(Records from a collection)
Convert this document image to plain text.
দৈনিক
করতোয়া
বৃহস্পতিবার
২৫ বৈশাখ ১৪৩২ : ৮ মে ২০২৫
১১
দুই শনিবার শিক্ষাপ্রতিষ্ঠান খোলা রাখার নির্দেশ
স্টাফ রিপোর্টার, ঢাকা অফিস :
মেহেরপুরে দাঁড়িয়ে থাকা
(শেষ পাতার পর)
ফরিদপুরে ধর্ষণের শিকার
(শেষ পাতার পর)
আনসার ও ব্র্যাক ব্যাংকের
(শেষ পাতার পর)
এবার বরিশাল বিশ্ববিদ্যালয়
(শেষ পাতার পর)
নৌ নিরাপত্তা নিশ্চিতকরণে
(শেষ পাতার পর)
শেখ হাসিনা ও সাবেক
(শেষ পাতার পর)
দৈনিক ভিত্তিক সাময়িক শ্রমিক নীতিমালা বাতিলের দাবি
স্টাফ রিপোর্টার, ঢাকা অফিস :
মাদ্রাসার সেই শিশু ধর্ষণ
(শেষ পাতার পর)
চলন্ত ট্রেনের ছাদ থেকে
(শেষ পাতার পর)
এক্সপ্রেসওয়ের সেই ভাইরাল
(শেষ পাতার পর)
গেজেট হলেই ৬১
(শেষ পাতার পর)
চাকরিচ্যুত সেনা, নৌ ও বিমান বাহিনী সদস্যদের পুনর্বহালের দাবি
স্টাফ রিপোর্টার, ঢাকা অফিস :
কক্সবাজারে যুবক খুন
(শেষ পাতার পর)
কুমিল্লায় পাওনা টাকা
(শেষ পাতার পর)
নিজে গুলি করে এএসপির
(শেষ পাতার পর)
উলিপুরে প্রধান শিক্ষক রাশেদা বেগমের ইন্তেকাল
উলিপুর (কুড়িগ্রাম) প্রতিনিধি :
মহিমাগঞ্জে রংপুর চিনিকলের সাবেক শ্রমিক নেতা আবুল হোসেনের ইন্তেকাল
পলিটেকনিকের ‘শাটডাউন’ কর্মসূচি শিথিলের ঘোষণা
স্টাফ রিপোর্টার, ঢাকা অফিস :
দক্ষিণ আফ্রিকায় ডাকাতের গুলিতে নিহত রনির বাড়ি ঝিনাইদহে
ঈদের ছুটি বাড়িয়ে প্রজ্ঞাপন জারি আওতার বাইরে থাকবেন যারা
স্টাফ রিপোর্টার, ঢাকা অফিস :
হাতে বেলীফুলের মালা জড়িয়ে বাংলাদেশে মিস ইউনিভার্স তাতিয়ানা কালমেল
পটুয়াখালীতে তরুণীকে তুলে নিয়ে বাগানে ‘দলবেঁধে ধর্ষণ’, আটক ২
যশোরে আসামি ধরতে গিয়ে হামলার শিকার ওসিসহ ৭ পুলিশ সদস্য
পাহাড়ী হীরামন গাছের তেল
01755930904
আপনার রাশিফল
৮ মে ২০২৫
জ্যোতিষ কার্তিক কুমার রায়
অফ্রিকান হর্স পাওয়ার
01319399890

_GIVEN PROBLEM:_ Reproduce every record above exactly as it appears.

_OUTPUT OF THE TASK:_
Convert this document image to plain text.
দৈনিক
করতোয়া
বৃহস্পতিবার
২৫ বৈশাখ ১৪৩২ : ৮ মে ২০২৫
১১
দুই শনিবার শিক্ষাপ্রতিষ্ঠান খোলা রাখার নির্দেশ
স্টাফ রিপোর্টার, ঢাকা অফিস :
মেহেরপুরে দাঁড়িয়ে থাকা
(শেষ পাতার পর)
ফরিদপুরে ধর্ষণের শিকার
(শেষ পাতার পর)
আনসার ও ব্র্যাক ব্যাংকের
(শেষ পাতার পর)
এবার বরিশাল বিশ্ববিদ্যালয়
(শেষ পাতার পর)
নৌ নিরাপত্তা নিশ্চিতকরণে
(শেষ পাতার পর)
শেখ হাসিনা ও সাবেক
(শেষ পাতার পর)
দৈনিক ভিত্তিক সাময়িক শ্রমিক নীতিমালা বাতিলের দাবি
স্টাফ রিপোর্টার, ঢাকা অফিস :
মাদ্রাসার সেই শিশু ধর্ষণ
(শেষ পাতার পর)
চলন্ত ট্রেনের ছাদ থেকে
(শেষ পাতার পর)
এক্সপ্রেসওয়ের সেই ভাইরাল
(শেষ পাতার পর)
গেজেট হলেই ৬১
(শেষ পাতার পর)
চাকরিচ্যুত সেনা, নৌ ও বিমান বাহিনী সদস্যদের পুনর্বহালের দাবি
স্টাফ রিপোর্টার, ঢাকা অফিস :
কক্সবাজারে যুবক খুন
(শেষ পাতার পর)
কুমিল্লায় পাওনা টাকা
(শেষ পাতার পর)
নিজে গুলি করে এএসপির
(শেষ পাতার পর)
উলিপুরে প্রধান শিক্ষক রাশেদা বেগমের ইন্তেকাল
উলিপুর (কুড়িগ্রাম) প্রতিনিধি :
মহিমাগঞ্জে রংপুর চিনিকলের সাবেক শ্রমিক নেতা আবুল হোসেনের ইন্তেকাল
পলিটেকনিকের ‘শাটডাউন’ কর্মসূচি শিথিলের ঘোষণা
স্টাফ রিপোর্টার, ঢাকা অফিস :
দক্ষিণ আফ্রিকায় ডাকাতের গুলিতে নিহত রনির বাড়ি ঝিনাইদহে
ঈদের ছুটি বাড়িয়ে প্রজ্ঞাপন জারি আওতার বাইরে থাকবেন যারা
স্টাফ রিপোর্টার, ঢাকা অফিস :
হাতে বেলীফুলের মালা জড়িয়ে বাংলাদেশে মিস ইউনিভার্স তাতিয়ানা কালমেল
পটুয়াখালীতে তরুণীকে তুলে নিয়ে বাগানে ‘দলবেঁধে ধর্ষণ’, আটক ২
যশোরে আসামি ধরতে গিয়ে হামলার শিকার ওসিসহ ৭ পুলিশ সদস্য
পাহাড়ী হীরামন গাছের তেল
01755930904
আপনার রাশিফল
৮ মে ২০২৫
জ্যোতিষ কার্তিক কুমার রায়
অফ্রিকান হর্স পাওয়ার
01319399890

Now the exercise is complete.